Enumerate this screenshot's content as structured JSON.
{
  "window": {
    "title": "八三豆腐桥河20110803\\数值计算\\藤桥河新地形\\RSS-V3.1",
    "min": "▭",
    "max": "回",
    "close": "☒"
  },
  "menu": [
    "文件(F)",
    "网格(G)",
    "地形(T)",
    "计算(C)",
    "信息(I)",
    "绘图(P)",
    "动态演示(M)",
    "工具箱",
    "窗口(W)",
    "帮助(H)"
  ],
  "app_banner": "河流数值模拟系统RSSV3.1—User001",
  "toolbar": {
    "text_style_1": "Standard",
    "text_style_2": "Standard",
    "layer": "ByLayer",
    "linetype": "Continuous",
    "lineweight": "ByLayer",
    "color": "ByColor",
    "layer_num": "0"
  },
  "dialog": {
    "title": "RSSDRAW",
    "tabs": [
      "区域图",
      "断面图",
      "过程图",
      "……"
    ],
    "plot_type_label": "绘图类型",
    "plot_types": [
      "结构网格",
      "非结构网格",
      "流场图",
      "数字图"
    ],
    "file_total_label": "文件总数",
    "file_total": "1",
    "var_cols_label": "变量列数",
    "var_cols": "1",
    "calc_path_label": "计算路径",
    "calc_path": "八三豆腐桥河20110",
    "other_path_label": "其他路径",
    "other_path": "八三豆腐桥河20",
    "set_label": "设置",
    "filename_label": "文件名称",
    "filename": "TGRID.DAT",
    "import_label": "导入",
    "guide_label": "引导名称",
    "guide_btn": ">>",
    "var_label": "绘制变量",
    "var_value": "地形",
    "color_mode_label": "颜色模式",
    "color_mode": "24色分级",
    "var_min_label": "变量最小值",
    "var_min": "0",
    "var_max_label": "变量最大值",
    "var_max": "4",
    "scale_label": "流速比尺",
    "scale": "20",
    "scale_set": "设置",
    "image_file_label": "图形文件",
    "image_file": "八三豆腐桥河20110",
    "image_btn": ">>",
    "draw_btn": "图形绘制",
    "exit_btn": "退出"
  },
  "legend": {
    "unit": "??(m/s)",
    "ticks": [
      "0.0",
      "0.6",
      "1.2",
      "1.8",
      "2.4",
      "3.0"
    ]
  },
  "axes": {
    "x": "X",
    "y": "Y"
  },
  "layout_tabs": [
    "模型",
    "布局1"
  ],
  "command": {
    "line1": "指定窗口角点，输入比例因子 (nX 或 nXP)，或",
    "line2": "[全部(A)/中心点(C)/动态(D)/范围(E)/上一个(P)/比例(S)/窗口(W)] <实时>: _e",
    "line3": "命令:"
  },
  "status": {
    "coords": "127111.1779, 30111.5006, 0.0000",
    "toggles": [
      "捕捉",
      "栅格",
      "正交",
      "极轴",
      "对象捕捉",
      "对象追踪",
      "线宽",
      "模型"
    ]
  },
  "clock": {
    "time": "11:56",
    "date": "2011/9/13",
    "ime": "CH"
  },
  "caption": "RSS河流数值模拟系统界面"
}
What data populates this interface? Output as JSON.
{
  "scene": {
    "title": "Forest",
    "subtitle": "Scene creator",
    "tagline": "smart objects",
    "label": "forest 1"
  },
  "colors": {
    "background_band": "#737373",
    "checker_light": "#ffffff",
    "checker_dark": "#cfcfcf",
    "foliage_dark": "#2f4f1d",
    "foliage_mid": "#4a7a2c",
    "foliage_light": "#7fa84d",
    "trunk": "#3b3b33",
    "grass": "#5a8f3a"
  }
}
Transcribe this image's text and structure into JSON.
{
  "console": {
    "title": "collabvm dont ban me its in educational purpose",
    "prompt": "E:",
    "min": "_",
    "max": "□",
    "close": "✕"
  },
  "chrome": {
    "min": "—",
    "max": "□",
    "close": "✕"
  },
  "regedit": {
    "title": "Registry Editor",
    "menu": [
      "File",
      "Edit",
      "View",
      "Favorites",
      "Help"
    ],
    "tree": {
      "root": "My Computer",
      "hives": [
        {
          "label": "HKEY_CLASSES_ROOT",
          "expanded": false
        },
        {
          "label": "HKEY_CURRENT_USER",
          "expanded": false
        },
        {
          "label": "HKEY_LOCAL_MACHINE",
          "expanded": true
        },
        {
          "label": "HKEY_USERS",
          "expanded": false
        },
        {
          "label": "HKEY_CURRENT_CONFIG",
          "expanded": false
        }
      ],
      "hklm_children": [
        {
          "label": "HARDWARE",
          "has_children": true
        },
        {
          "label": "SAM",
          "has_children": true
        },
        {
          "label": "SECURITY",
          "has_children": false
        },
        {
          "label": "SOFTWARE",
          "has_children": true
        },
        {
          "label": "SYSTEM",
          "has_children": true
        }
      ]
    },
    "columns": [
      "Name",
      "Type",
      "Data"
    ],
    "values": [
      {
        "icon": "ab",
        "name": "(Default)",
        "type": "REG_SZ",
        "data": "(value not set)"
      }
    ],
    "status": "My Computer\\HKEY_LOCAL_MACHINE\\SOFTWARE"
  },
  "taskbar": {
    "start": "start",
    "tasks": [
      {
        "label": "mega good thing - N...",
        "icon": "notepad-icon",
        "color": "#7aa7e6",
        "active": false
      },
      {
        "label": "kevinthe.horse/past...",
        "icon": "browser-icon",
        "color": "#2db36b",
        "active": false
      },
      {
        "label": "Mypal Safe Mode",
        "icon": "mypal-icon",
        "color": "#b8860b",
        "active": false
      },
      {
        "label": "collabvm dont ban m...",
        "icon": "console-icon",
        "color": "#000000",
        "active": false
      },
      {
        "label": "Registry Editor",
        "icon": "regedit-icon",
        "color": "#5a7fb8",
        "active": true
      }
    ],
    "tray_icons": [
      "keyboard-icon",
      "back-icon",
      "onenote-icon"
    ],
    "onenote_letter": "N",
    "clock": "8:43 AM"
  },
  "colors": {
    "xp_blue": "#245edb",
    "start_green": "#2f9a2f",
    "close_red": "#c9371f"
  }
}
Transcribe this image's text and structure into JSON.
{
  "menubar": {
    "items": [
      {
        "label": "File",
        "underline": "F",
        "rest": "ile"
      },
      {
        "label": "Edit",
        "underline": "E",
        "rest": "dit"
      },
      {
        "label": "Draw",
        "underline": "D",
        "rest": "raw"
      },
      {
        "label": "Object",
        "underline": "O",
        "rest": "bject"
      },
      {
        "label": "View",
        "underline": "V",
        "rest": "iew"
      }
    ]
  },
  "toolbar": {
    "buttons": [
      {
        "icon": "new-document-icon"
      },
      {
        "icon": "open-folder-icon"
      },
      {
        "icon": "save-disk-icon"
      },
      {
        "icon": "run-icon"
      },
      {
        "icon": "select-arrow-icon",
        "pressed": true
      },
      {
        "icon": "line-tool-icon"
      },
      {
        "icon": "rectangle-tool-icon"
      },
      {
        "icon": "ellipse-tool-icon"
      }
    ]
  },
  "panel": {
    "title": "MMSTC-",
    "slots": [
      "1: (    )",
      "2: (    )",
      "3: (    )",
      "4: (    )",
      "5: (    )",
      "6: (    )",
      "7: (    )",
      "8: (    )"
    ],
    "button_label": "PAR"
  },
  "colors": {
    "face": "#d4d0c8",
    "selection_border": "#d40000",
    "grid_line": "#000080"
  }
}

-=-=-=-=-

## Requirements
Reproduce all the records precisely.

## Exercise answer
Enumerate this screenshot's content as structured JSON.
{
  "window": {
    "title": "八三豆腐桥河20110803\\数值计算\\藤桥河新地形\\RSS-V3.1",
    "min": "▭",
    "max": "回",
    "close": "☒"
  },
  "menu": [
    "文件(F)",
    "网格(G)",
    "地形(T)",
    "计算(C)",
    "信息(I)",
    "绘图(P)",
    "动态演示(M)",
    "工具箱",
    "窗口(W)",
    "帮助(H)"
  ],
  "app_banner": "河流数值模拟系统RSSV3.1—User001",
  "toolbar": {
    "text_style_1": "Standard",
    "text_style_2": "Standard",
    "layer": "ByLayer",
    "linetype": "Continuous",
    "lineweight": "ByLayer",
    "color": "ByColor",
    "layer_num": "0"
  },
  "dialog": {
    "title": "RSSDRAW",
    "tabs": [
      "区域图",
      "断面图",
      "过程图",
      "……"
    ],
    "plot_type_label": "绘图类型",
    "plot_types": [
      "结构网格",
      "非结构网格",
      "流场图",
      "数字图"
    ],
    "file_total_label": "文件总数",
    "file_total": "1",
    "var_cols_label": "变量列数",
    "var_cols": "1",
    "calc_path_label": "计算路径",
    "calc_path": "八三豆腐桥河20110",
    "other_path_label": "其他路径",
    "other_path": "八三豆腐桥河20",
    "set_label": "设置",
    "filename_label": "文件名称",
    "filename": "TGRID.DAT",
    "import_label": "导入",
    "guide_label": "引导名称",
    "guide_btn": ">>",
    "var_label": "绘制变量",
    "var_value": "地形",
    "color_mode_label": "颜色模式",
    "color_mode": "24色分级",
    "var_min_label": "变量最小值",
    "var_min": "0",
    "var_max_label": "变量最大值",
    "var_max": "4",
    "scale_label": "流速比尺",
    "scale": "20",
    "scale_set": "设置",
    "image_file_label": "图形文件",
    "image_file": "八三豆腐桥河20110",
    "image_btn": ">>",
    "draw_btn": "图形绘制",
    "exit_btn": "退出"
  },
  "legend": {
    "unit": "??(m/s)",
    "ticks": [
      "0.0",
      "0.6",
      "1.2",
      "1.8",
      "2.4",
      "3.0"
    ]
  },
  "axes": {
    "x": "X",
    "y": "Y"
  },
  "layout_tabs": [
    "模型",
    "布局1"
  ],
  "command": {
    "line1": "指定窗口角点，输入比例因子 (nX 或 nXP)，或",
    "line2": "[全部(A)/中心点(C)/动态(D)/范围(E)/上一个(P)/比例(S)/窗口(W)] <实时>: _e",
    "line3": "命令:"
  },
  "status": {
    "coords": "127111.1779, 30111.5006, 0.0000",
    "toggles": [
      "捕捉",
      "栅格",
      "正交",
      "极轴",
      "对象捕捉",
      "对象追踪",
      "线宽",
      "模型"
    ]
  },
  "clock": {
    "time": "11:56",
    "date": "2011/9/13",
    "ime": "CH"
  },
  "caption": "RSS河流数值模拟系统界面"
}
What data populates this interface? Output as JSON.
{
  "scene": {
    "title": "Forest",
    "subtitle": "Scene creator",
    "tagline": "smart objects",
    "label": "forest 1"
  },
  "colors": {
    "background_band": "#737373",
    "checker_light": "#ffffff",
    "checker_dark": "#cfcfcf",
    "foliage_dark": "#2f4f1d",
    "foliage_mid": "#4a7a2c",
    "foliage_light": "#7fa84d",
    "trunk": "#3b3b33",
    "grass": "#5a8f3a"
  }
}
Transcribe this image's text and structure into JSON.
{
  "console": {
    "title": "collabvm dont ban me its in educational purpose",
    "prompt": "E:",
    "min": "_",
    "max": "□",
    "close": "✕"
  },
  "chrome": {
    "min": "—",
    "max": "□",
    "close": "✕"
  },
  "regedit": {
    "title": "Registry Editor",
    "menu": [
      "File",
      "Edit",
      "View",
      "Favorites",
      "Help"
    ],
    "tree": {
      "root": "My Computer",
      "hives": [
        {
          "label": "HKEY_CLASSES_ROOT",
          "expanded": false
        },
        {
          "label": "HKEY_CURRENT_USER",
          "expanded": false
        },
        {
          "label": "HKEY_LOCAL_MACHINE",
          "expanded": true
        },
        {
          "label": "HKEY_USERS",
          "expanded": false
        },
        {
          "label": "HKEY_CURRENT_CONFIG",
          "expanded": false
        }
      ],
      "hklm_children": [
        {
          "label": "HARDWARE",
          "has_children": true
        },
        {
          "label": "SAM",
          "has_children": true
        },
        {
          "label": "SECURITY",
          "has_children": false
        },
        {
          "label": "SOFTWARE",
          "has_children": true
        },
        {
          "label": "SYSTEM",
          "has_children": true
        }
      ]
    },
    "columns": [
      "Name",
      "Type",
      "Data"
    ],
    "values": [
      {
        "icon": "ab",
        "name": "(Default)",
        "type": "REG_SZ",
        "data": "(value not set)"
      }
    ],
    "status": "My Computer\\HKEY_LOCAL_MACHINE\\SOFTWARE"
  },
  "taskbar": {
    "start": "start",
    "tasks": [
      {
        "label": "mega good thing - N...",
        "icon": "notepad-icon",
        "color": "#7aa7e6",
        "active": false
      },
      {
        "label": "kevinthe.horse/past...",
        "icon": "browser-icon",
        "color": "#2db36b",
        "active": false
      },
      {
        "label": "Mypal Safe Mode",
        "icon": "mypal-icon",
        "color": "#b8860b",
        "active": false
      },
      {
        "label": "collabvm dont ban m...",
        "icon": "console-icon",
        "color": "#000000",
        "active": false
      },
      {
        "label": "Registry Editor",
        "icon": "regedit-icon",
        "color": "#5a7fb8",
        "active": true
      }
    ],
    "tray_icons": [
      "keyboard-icon",
      "back-icon",
      "onenote-icon"
    ],
    "onenote_letter": "N",
    "clock": "8:43 AM"
  },
  "colors": {
    "xp_blue": "#245edb",
    "start_green": "#2f9a2f",
    "close_red": "#c9371f"
  }
}
Transcribe this image's text and structure into JSON.
{
  "menubar": {
    "items": [
      {
        "label": "File",
        "underline": "F",
        "rest": "ile"
      },
      {
        "label": "Edit",
        "underline": "E",
        "rest": "dit"
      },
      {
        "label": "Draw",
        "underline": "D",
        "rest": "raw"
      },
      {
        "label": "Object",
        "underline": "O",
        "rest": "bject"
      },
      {
        "label": "View",
        "underline": "V",
        "rest": "iew"
      }
    ]
  },
  "toolbar": {
    "buttons": [
      {
        "icon": "new-document-icon"
      },
      {
        "icon": "open-folder-icon"
      },
      {
        "icon": "save-disk-icon"
      },
      {
        "icon": "run-icon"
      },
      {
        "icon": "select-arrow-icon",
        "pressed": true
      },
      {
        "icon": "line-tool-icon"
      },
      {
        "icon": "rectangle-tool-icon"
      },
      {
        "icon": "ellipse-tool-icon"
      }
    ]
  },
  "panel": {
    "title": "MMSTC-",
    "slots": [
      "1: (    )",
      "2: (    )",
      "3: (    )",
      "4: (    )",
      "5: (    )",
      "6: (    )",
      "7: (    )",
      "8: (    )"
    ],
    "button_label": "PAR"
  },
  "colors": {
    "face": "#d4d0c8",
    "selection_border": "#d40000",
    "grid_line": "#000080"
  }
}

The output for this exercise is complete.